• _SHORT EXERCISE_: Below is a set of records; print all of them exactly as written.

---- TASK MATERIAL

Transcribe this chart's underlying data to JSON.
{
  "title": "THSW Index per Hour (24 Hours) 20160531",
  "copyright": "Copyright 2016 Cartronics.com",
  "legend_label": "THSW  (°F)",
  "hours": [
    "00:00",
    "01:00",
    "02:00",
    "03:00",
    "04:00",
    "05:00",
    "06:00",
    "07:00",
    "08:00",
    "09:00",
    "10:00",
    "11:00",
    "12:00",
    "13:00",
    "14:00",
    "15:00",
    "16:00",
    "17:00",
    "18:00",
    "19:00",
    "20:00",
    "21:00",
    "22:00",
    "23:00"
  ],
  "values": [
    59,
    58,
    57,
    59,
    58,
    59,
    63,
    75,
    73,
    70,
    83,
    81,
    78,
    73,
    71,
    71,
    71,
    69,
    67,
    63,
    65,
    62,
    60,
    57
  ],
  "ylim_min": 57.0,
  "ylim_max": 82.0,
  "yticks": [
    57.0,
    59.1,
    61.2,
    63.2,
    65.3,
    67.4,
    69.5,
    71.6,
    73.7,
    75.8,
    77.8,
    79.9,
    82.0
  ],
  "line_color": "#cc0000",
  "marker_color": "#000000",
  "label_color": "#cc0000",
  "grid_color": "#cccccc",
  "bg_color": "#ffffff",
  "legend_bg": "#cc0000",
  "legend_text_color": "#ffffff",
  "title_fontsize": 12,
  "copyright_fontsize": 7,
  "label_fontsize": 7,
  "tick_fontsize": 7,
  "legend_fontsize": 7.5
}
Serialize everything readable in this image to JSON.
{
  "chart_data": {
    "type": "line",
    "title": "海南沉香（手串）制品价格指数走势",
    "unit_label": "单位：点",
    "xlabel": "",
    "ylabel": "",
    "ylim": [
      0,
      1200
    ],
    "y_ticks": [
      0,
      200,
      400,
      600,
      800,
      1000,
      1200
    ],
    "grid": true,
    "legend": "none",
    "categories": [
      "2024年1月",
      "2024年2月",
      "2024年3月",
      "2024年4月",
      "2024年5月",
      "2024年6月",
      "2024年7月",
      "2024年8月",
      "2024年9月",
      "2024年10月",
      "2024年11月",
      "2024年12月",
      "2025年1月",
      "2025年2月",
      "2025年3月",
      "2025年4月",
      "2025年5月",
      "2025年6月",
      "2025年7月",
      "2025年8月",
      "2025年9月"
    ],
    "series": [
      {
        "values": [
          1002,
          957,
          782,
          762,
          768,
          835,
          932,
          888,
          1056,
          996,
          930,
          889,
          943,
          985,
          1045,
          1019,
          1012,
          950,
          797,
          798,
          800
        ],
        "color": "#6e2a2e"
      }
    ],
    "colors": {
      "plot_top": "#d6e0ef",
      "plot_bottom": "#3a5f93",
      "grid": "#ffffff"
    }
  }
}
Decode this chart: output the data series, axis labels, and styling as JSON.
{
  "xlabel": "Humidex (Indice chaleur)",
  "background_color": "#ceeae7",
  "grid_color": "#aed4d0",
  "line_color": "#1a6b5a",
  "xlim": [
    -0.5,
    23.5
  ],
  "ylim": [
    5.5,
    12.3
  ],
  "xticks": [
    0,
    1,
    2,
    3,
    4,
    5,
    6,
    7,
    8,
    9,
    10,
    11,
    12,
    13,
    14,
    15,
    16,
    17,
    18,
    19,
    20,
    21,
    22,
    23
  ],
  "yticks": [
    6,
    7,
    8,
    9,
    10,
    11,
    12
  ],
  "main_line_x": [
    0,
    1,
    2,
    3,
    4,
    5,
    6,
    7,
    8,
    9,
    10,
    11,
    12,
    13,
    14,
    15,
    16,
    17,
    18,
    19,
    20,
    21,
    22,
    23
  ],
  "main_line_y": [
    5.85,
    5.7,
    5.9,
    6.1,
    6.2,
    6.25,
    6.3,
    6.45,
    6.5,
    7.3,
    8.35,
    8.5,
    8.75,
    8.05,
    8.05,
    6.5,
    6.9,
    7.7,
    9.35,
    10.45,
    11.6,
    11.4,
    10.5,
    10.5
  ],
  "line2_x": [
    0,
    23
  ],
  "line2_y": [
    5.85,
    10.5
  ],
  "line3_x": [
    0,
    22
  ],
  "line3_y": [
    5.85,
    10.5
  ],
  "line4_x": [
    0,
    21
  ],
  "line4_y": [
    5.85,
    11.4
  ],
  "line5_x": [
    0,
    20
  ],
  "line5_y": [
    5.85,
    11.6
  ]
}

--------

• _OUTPUT_:
Transcribe this chart's underlying data to JSON.
{
  "title": "THSW Index per Hour (24 Hours) 20160531",
  "copyright": "Copyright 2016 Cartronics.com",
  "legend_label": "THSW  (°F)",
  "hours": [
    "00:00",
    "01:00",
    "02:00",
    "03:00",
    "04:00",
    "05:00",
    "06:00",
    "07:00",
    "08:00",
    "09:00",
    "10:00",
    "11:00",
    "12:00",
    "13:00",
    "14:00",
    "15:00",
    "16:00",
    "17:00",
    "18:00",
    "19:00",
    "20:00",
    "21:00",
    "22:00",
    "23:00"
  ],
  "values": [
    59,
    58,
    57,
    59,
    58,
    59,
    63,
    75,
    73,
    70,
    83,
    81,
    78,
    73,
    71,
    71,
    71,
    69,
    67,
    63,
    65,
    62,
    60,
    57
  ],
  "ylim_min": 57.0,
  "ylim_max": 82.0,
  "yticks": [
    57.0,
    59.1,
    61.2,
    63.2,
    65.3,
    67.4,
    69.5,
    71.6,
    73.7,
    75.8,
    77.8,
    79.9,
    82.0
  ],
  "line_color": "#cc0000",
  "marker_color": "#000000",
  "label_color": "#cc0000",
  "grid_color": "#cccccc",
  "bg_color": "#ffffff",
  "legend_bg": "#cc0000",
  "legend_text_color": "#ffffff",
  "title_fontsize": 12,
  "copyright_fontsize": 7,
  "label_fontsize": 7,
  "tick_fontsize": 7,
  "legend_fontsize": 7.5
}
Serialize everything readable in this image to JSON.
{
  "chart_data": {
    "type": "line",
    "title": "海南沉香（手串）制品价格指数走势",
    "unit_label": "单位：点",
    "xlabel": "",
    "ylabel": "",
    "ylim": [
      0,
      1200
    ],
    "y_ticks": [
      0,
      200,
      400,
      600,
      800,
      1000,
      1200
    ],
    "grid": true,
    "legend": "none",
    "categories": [
      "2024年1月",
      "2024年2月",
      "2024年3月",
      "2024年4月",
      "2024年5月",
      "2024年6月",
      "2024年7月",
      "2024年8月",
      "2024年9月",
      "2024年10月",
      "2024年11月",
      "2024年12月",
      "2025年1月",
      "2025年2月",
      "2025年3月",
      "2025年4月",
      "2025年5月",
      "2025年6月",
      "2025年7月",
      "2025年8月",
      "2025年9月"
    ],
    "series": [
      {
        "values": [
          1002,
          957,
          782,
          762,
          768,
          835,
          932,
          888,
          1056,
          996,
          930,
          889,
          943,
          985,
          1045,
          1019,
          1012,
          950,
          797,
          798,
          800
        ],
        "color": "#6e2a2e"
      }
    ],
    "colors": {
      "plot_top": "#d6e0ef",
      "plot_bottom": "#3a5f93",
      "grid": "#ffffff"
    }
  }
}
Decode this chart: output the data series, axis labels, and styling as JSON.
{
  "xlabel": "Humidex (Indice chaleur)",
  "background_color": "#ceeae7",
  "grid_color": "#aed4d0",
  "line_color": "#1a6b5a",
  "xlim": [
    -0.5,
    23.5
  ],
  "ylim": [
    5.5,
    12.3
  ],
  "xticks": [
    0,
    1,
    2,
    3,
    4,
    5,
    6,
    7,
    8,
    9,
    10,
    11,
    12,
    13,
    14,
    15,
    16,
    17,
    18,
    19,
    20,
    21,
    22,
    23
  ],
  "yticks": [
    6,
    7,
    8,
    9,
    10,
    11,
    12
  ],
  "main_line_x": [
    0,
    1,
    2,
    3,
    4,
    5,
    6,
    7,
    8,
    9,
    10,
    11,
    12,
    13,
    14,
    15,
    16,
    17,
    18,
    19,
    20,
    21,
    22,
    23
  ],
  "main_line_y": [
    5.85,
    5.7,
    5.9,
    6.1,
    6.2,
    6.25,
    6.3,
    6.45,
    6.5,
    7.3,
    8.35,
    8.5,
    8.75,
    8.05,
    8.05,
    6.5,
    6.9,
    7.7,
    9.35,
    10.45,
    11.6,
    11.4,
    10.5,
    10.5
  ],
  "line2_x": [
    0,
    23
  ],
  "line2_y": [
    5.85,
    10.5
  ],
  "line3_x": [
    0,
    22
  ],
  "line3_y": [
    5.85,
    10.5
  ],
  "line4_x": [
    0,
    21
  ],
  "line4_y": [
    5.85,
    11.4
  ],
  "line5_x": [
    0,
    20
  ],
  "line5_y": [
    5.85,
    11.6
  ]
}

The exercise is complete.